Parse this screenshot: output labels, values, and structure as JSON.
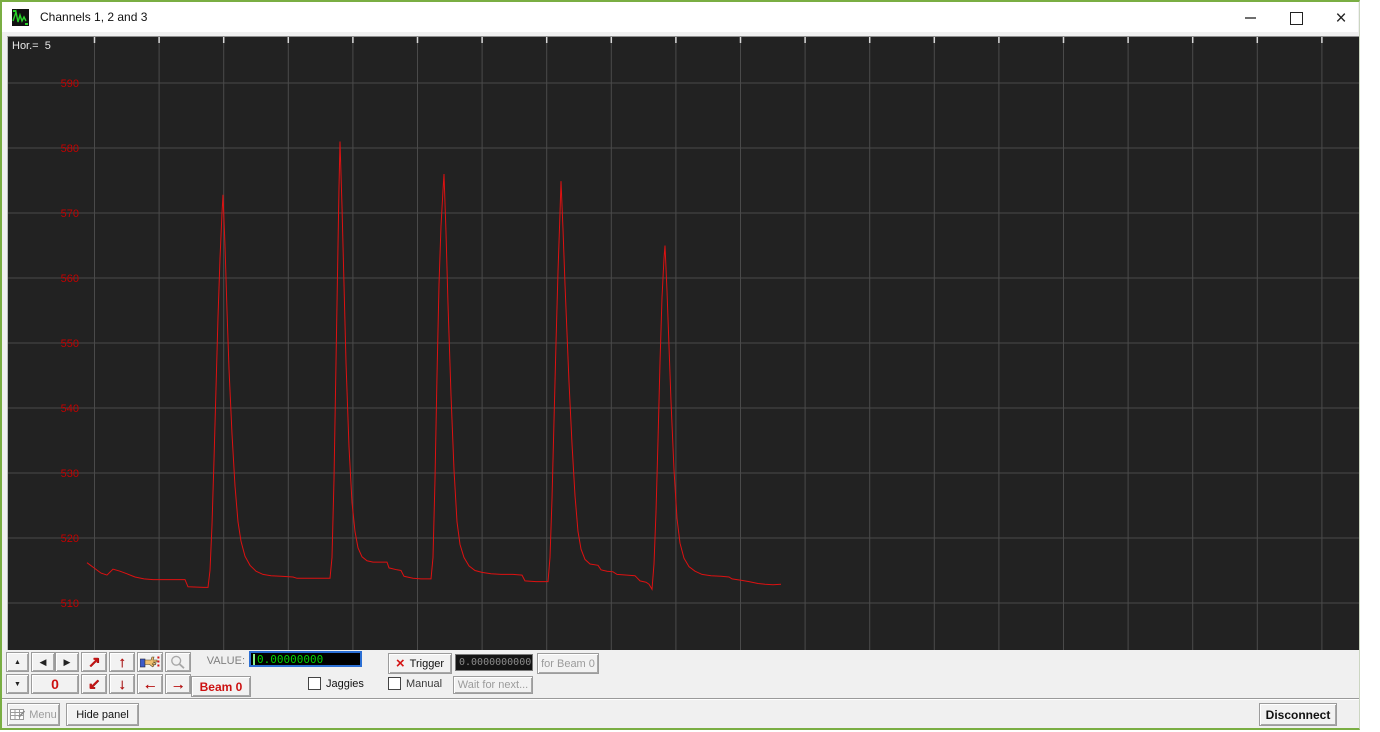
{
  "window": {
    "title": "Channels 1, 2 and 3",
    "close_glyph": "×"
  },
  "plot": {
    "hor_label": "Hor.=  5"
  },
  "chart_data": {
    "type": "line",
    "title": "Oscilloscope trace - Channels 1, 2 and 3",
    "xlabel": "",
    "ylabel": "",
    "x_unit": "screen px (no x-axis labels shown)",
    "y_tick_labels": [
      "590",
      "580",
      "570",
      "560",
      "550",
      "540",
      "530",
      "520",
      "510"
    ],
    "y_ticks": [
      590,
      580,
      570,
      560,
      550,
      540,
      530,
      520,
      510
    ],
    "ylim": [
      508.7,
      597.1
    ],
    "grid": true,
    "legend": "none",
    "horizontal_scale_readout": "Hor.= 5",
    "series": [
      {
        "name": "Beam 0",
        "color": "#dd1111",
        "points": [
          [
            86,
            516.2
          ],
          [
            93,
            515.4
          ],
          [
            100,
            514.6
          ],
          [
            106,
            514.3
          ],
          [
            112,
            515.2
          ],
          [
            119,
            514.9
          ],
          [
            126,
            514.5
          ],
          [
            134,
            514.0
          ],
          [
            143,
            513.7
          ],
          [
            152,
            513.6
          ],
          [
            168,
            513.6
          ],
          [
            184,
            513.6
          ],
          [
            187,
            512.5
          ],
          [
            203,
            512.4
          ],
          [
            207,
            512.4
          ],
          [
            209,
            515
          ],
          [
            211,
            522
          ],
          [
            213,
            532
          ],
          [
            215,
            543
          ],
          [
            217,
            554
          ],
          [
            219,
            563
          ],
          [
            221,
            570
          ],
          [
            222,
            572.8
          ],
          [
            224,
            565
          ],
          [
            226,
            555
          ],
          [
            228,
            546
          ],
          [
            231,
            536
          ],
          [
            234,
            528
          ],
          [
            237,
            522.5
          ],
          [
            240,
            519.5
          ],
          [
            244,
            517.2
          ],
          [
            249,
            515.8
          ],
          [
            255,
            514.9
          ],
          [
            262,
            514.4
          ],
          [
            270,
            514.2
          ],
          [
            280,
            514.1
          ],
          [
            292,
            514.0
          ],
          [
            296,
            513.8
          ],
          [
            312,
            513.8
          ],
          [
            329,
            513.8
          ],
          [
            331,
            517
          ],
          [
            333,
            529
          ],
          [
            335,
            547
          ],
          [
            337,
            565
          ],
          [
            338,
            574
          ],
          [
            339,
            581
          ],
          [
            341,
            571
          ],
          [
            343,
            559
          ],
          [
            345,
            547
          ],
          [
            348,
            534
          ],
          [
            351,
            525.5
          ],
          [
            354,
            521
          ],
          [
            357,
            518.5
          ],
          [
            361,
            517.1
          ],
          [
            366,
            516.5
          ],
          [
            372,
            516.3
          ],
          [
            380,
            516.3
          ],
          [
            386,
            516.3
          ],
          [
            388,
            515.4
          ],
          [
            396,
            515.1
          ],
          [
            400,
            515.0
          ],
          [
            403,
            514.1
          ],
          [
            412,
            513.8
          ],
          [
            420,
            513.7
          ],
          [
            430,
            513.7
          ],
          [
            432,
            517
          ],
          [
            434,
            529
          ],
          [
            436,
            545
          ],
          [
            438,
            559
          ],
          [
            440,
            568
          ],
          [
            442,
            573.5
          ],
          [
            443,
            576
          ],
          [
            445,
            567
          ],
          [
            447,
            556
          ],
          [
            450,
            542
          ],
          [
            453,
            530.5
          ],
          [
            456,
            522.5
          ],
          [
            459,
            519
          ],
          [
            463,
            517
          ],
          [
            468,
            515.7
          ],
          [
            474,
            515.0
          ],
          [
            481,
            514.7
          ],
          [
            490,
            514.5
          ],
          [
            500,
            514.4
          ],
          [
            512,
            514.4
          ],
          [
            521,
            514.3
          ],
          [
            524,
            513.4
          ],
          [
            535,
            513.3
          ],
          [
            547,
            513.3
          ],
          [
            549,
            517
          ],
          [
            551,
            526
          ],
          [
            553,
            538
          ],
          [
            555,
            550
          ],
          [
            557,
            561
          ],
          [
            559,
            570
          ],
          [
            560,
            574.9
          ],
          [
            562,
            567.5
          ],
          [
            564,
            559
          ],
          [
            566,
            551.5
          ],
          [
            568,
            544
          ],
          [
            571,
            534.5
          ],
          [
            574,
            526.5
          ],
          [
            577,
            521
          ],
          [
            580,
            518.3
          ],
          [
            584,
            516.7
          ],
          [
            589,
            516.0
          ],
          [
            597,
            515.8
          ],
          [
            600,
            515.1
          ],
          [
            606,
            514.9
          ],
          [
            612,
            514.8
          ],
          [
            616,
            514.4
          ],
          [
            626,
            514.3
          ],
          [
            634,
            514.2
          ],
          [
            639,
            513.4
          ],
          [
            645,
            513.2
          ],
          [
            648,
            512.9
          ],
          [
            651,
            512.1
          ],
          [
            653,
            516
          ],
          [
            655,
            524
          ],
          [
            657,
            535
          ],
          [
            659,
            547
          ],
          [
            661,
            557
          ],
          [
            663,
            563
          ],
          [
            664,
            565
          ],
          [
            666,
            558
          ],
          [
            668,
            549.5
          ],
          [
            670,
            541
          ],
          [
            673,
            530.5
          ],
          [
            676,
            523
          ],
          [
            679,
            519.2
          ],
          [
            683,
            516.9
          ],
          [
            688,
            515.6
          ],
          [
            694,
            514.9
          ],
          [
            701,
            514.4
          ],
          [
            710,
            514.2
          ],
          [
            720,
            514.1
          ],
          [
            728,
            514.0
          ],
          [
            731,
            513.7
          ],
          [
            740,
            513.5
          ],
          [
            748,
            513.3
          ],
          [
            757,
            513.0
          ],
          [
            764,
            512.9
          ],
          [
            772,
            512.8
          ],
          [
            780,
            512.9
          ]
        ]
      }
    ]
  },
  "panel": {
    "nav": {
      "up": "▲",
      "down": "▼",
      "left": "◀",
      "right": "▶",
      "zero": "0"
    },
    "arrows": {
      "ne": "↗",
      "up": "↑",
      "sw": "↙",
      "down": "↓",
      "left": "←",
      "right": "→"
    },
    "beam_label": "Beam 0",
    "value_label": "VALUE:",
    "value": "0.00000000",
    "jaggies_label": "Jaggies",
    "trigger": {
      "x_glyph": "×",
      "label": "Trigger",
      "value": "0.0000000000",
      "for_beam_label": "for Beam 0",
      "manual_label": "Manual",
      "wait_label": "Wait for next..."
    }
  },
  "bottom_bar": {
    "menu_label": "Menu",
    "hide_panel_label": "Hide panel",
    "disconnect_label": "Disconnect"
  },
  "colors": {
    "window_border": "#7aae43",
    "plot_bg": "#222222",
    "grid": "#4a4a4a",
    "top_tick": "#d8d8d8",
    "axis_label": "#c40000",
    "trace": "#dd1111",
    "value_text": "#00d400",
    "panel_bg": "#f0f0f0"
  }
}
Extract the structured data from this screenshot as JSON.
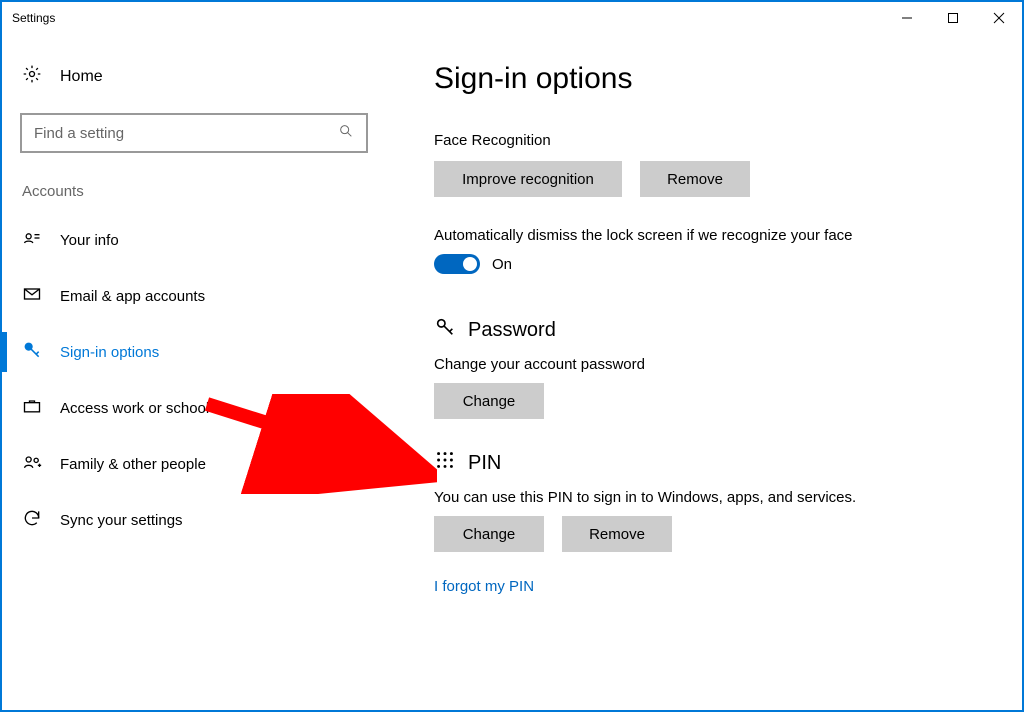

========

◆ **PROBLEM DETAILS**: Pictures in the records above are not copied; print everything else exactly.

◆ **TASK RESPONSE**:
Parse this screenshot: output labels, values, and structure as JSON.
{
  "window": {
    "title": "Channels 1, 2 and 3",
    "close_glyph": "×"
  },
  "plot": {
    "hor_label": "Hor.=  5"
  },
  "chart_data": {
    "type": "line",
    "title": "Oscilloscope trace - Channels 1, 2 and 3",
    "xlabel": "",
    "ylabel": "",
    "x_unit": "screen px (no x-axis labels shown)",
    "y_tick_labels": [
      "590",
      "580",
      "570",
      "560",
      "550",
      "540",
      "530",
      "520",
      "510"
    ],
    "y_ticks": [
      590,
      580,
      570,
      560,
      550,
      540,
      530,
      520,
      510
    ],
    "ylim": [
      508.7,
      597.1
    ],
    "grid": true,
    "legend": "none",
    "horizontal_scale_readout": "Hor.= 5",
    "series": [
      {
        "name": "Beam 0",
        "color": "#dd1111",
        "points": [
          [
            86,
            516.2
          ],
          [
            93,
            515.4
          ],
          [
            100,
            514.6
          ],
          [
            106,
            514.3
          ],
          [
            112,
            515.2
          ],
          [
            119,
            514.9
          ],
          [
            126,
            514.5
          ],
          [
            134,
            514.0
          ],
          [
            143,
            513.7
          ],
          [
            152,
            513.6
          ],
          [
            168,
            513.6
          ],
          [
            184,
            513.6
          ],
          [
            187,
            512.5
          ],
          [
            203,
            512.4
          ],
          [
            207,
            512.4
          ],
          [
            209,
            515
          ],
          [
            211,
            522
          ],
          [
            213,
            532
          ],
          [
            215,
            543
          ],
          [
            217,
            554
          ],
          [
            219,
            563
          ],
          [
            221,
            570
          ],
          [
            222,
            572.8
          ],
          [
            224,
            565
          ],
          [
            226,
            555
          ],
          [
            228,
            546
          ],
          [
            231,
            536
          ],
          [
            234,
            528
          ],
          [
            237,
            522.5
          ],
          [
            240,
            519.5
          ],
          [
            244,
            517.2
          ],
          [
            249,
            515.8
          ],
          [
            255,
            514.9
          ],
          [
            262,
            514.4
          ],
          [
            270,
            514.2
          ],
          [
            280,
            514.1
          ],
          [
            292,
            514.0
          ],
          [
            296,
            513.8
          ],
          [
            312,
            513.8
          ],
          [
            329,
            513.8
          ],
          [
            331,
            517
          ],
          [
            333,
            529
          ],
          [
            335,
            547
          ],
          [
            337,
            565
          ],
          [
            338,
            574
          ],
          [
            339,
            581
          ],
          [
            341,
            571
          ],
          [
            343,
            559
          ],
          [
            345,
            547
          ],
          [
            348,
            534
          ],
          [
            351,
            525.5
          ],
          [
            354,
            521
          ],
          [
            357,
            518.5
          ],
          [
            361,
            517.1
          ],
          [
            366,
            516.5
          ],
          [
            372,
            516.3
          ],
          [
            380,
            516.3
          ],
          [
            386,
            516.3
          ],
          [
            388,
            515.4
          ],
          [
            396,
            515.1
          ],
          [
            400,
            515.0
          ],
          [
            403,
            514.1
          ],
          [
            412,
            513.8
          ],
          [
            420,
            513.7
          ],
          [
            430,
            513.7
          ],
          [
            432,
            517
          ],
          [
            434,
            529
          ],
          [
            436,
            545
          ],
          [
            438,
            559
          ],
          [
            440,
            568
          ],
          [
            442,
            573.5
          ],
          [
            443,
            576
          ],
          [
            445,
            567
          ],
          [
            447,
            556
          ],
          [
            450,
            542
          ],
          [
            453,
            530.5
          ],
          [
            456,
            522.5
          ],
          [
            459,
            519
          ],
          [
            463,
            517
          ],
          [
            468,
            515.7
          ],
          [
            474,
            515.0
          ],
          [
            481,
            514.7
          ],
          [
            490,
            514.5
          ],
          [
            500,
            514.4
          ],
          [
            512,
            514.4
          ],
          [
            521,
            514.3
          ],
          [
            524,
            513.4
          ],
          [
            535,
            513.3
          ],
          [
            547,
            513.3
          ],
          [
            549,
            517
          ],
          [
            551,
            526
          ],
          [
            553,
            538
          ],
          [
            555,
            550
          ],
          [
            557,
            561
          ],
          [
            559,
            570
          ],
          [
            560,
            574.9
          ],
          [
            562,
            567.5
          ],
          [
            564,
            559
          ],
          [
            566,
            551.5
          ],
          [
            568,
            544
          ],
          [
            571,
            534.5
          ],
          [
            574,
            526.5
          ],
          [
            577,
            521
          ],
          [
            580,
            518.3
          ],
          [
            584,
            516.7
          ],
          [
            589,
            516.0
          ],
          [
            597,
            515.8
          ],
          [
            600,
            515.1
          ],
          [
            606,
            514.9
          ],
          [
            612,
            514.8
          ],
          [
            616,
            514.4
          ],
          [
            626,
            514.3
          ],
          [
            634,
            514.2
          ],
          [
            639,
            513.4
          ],
          [
            645,
            513.2
          ],
          [
            648,
            512.9
          ],
          [
            651,
            512.1
          ],
          [
            653,
            516
          ],
          [
            655,
            524
          ],
          [
            657,
            535
          ],
          [
            659,
            547
          ],
          [
            661,
            557
          ],
          [
            663,
            563
          ],
          [
            664,
            565
          ],
          [
            666,
            558
          ],
          [
            668,
            549.5
          ],
          [
            670,
            541
          ],
          [
            673,
            530.5
          ],
          [
            676,
            523
          ],
          [
            679,
            519.2
          ],
          [
            683,
            516.9
          ],
          [
            688,
            515.6
          ],
          [
            694,
            514.9
          ],
          [
            701,
            514.4
          ],
          [
            710,
            514.2
          ],
          [
            720,
            514.1
          ],
          [
            728,
            514.0
          ],
          [
            731,
            513.7
          ],
          [
            740,
            513.5
          ],
          [
            748,
            513.3
          ],
          [
            757,
            513.0
          ],
          [
            764,
            512.9
          ],
          [
            772,
            512.8
          ],
          [
            780,
            512.9
          ]
        ]
      }
    ]
  },
  "panel": {
    "nav": {
      "up": "▲",
      "down": "▼",
      "left": "◀",
      "right": "▶",
      "zero": "0"
    },
    "arrows": {
      "ne": "↗",
      "up": "↑",
      "sw": "↙",
      "down": "↓",
      "left": "←",
      "right": "→"
    },
    "beam_label": "Beam 0",
    "value_label": "VALUE:",
    "value": "0.00000000",
    "jaggies_label": "Jaggies",
    "trigger": {
      "x_glyph": "×",
      "label": "Trigger",
      "value": "0.0000000000",
      "for_beam_label": "for Beam 0",
      "manual_label": "Manual",
      "wait_label": "Wait for next..."
    }
  },
  "bottom_bar": {
    "menu_label": "Menu",
    "hide_panel_label": "Hide panel",
    "disconnect_label": "Disconnect"
  },
  "colors": {
    "window_border": "#7aae43",
    "plot_bg": "#222222",
    "grid": "#4a4a4a",
    "top_tick": "#d8d8d8",
    "axis_label": "#c40000",
    "trace": "#dd1111",
    "value_text": "#00d400",
    "panel_bg": "#f0f0f0"
  }
}
Extract the structured data from this screenshot as JSON.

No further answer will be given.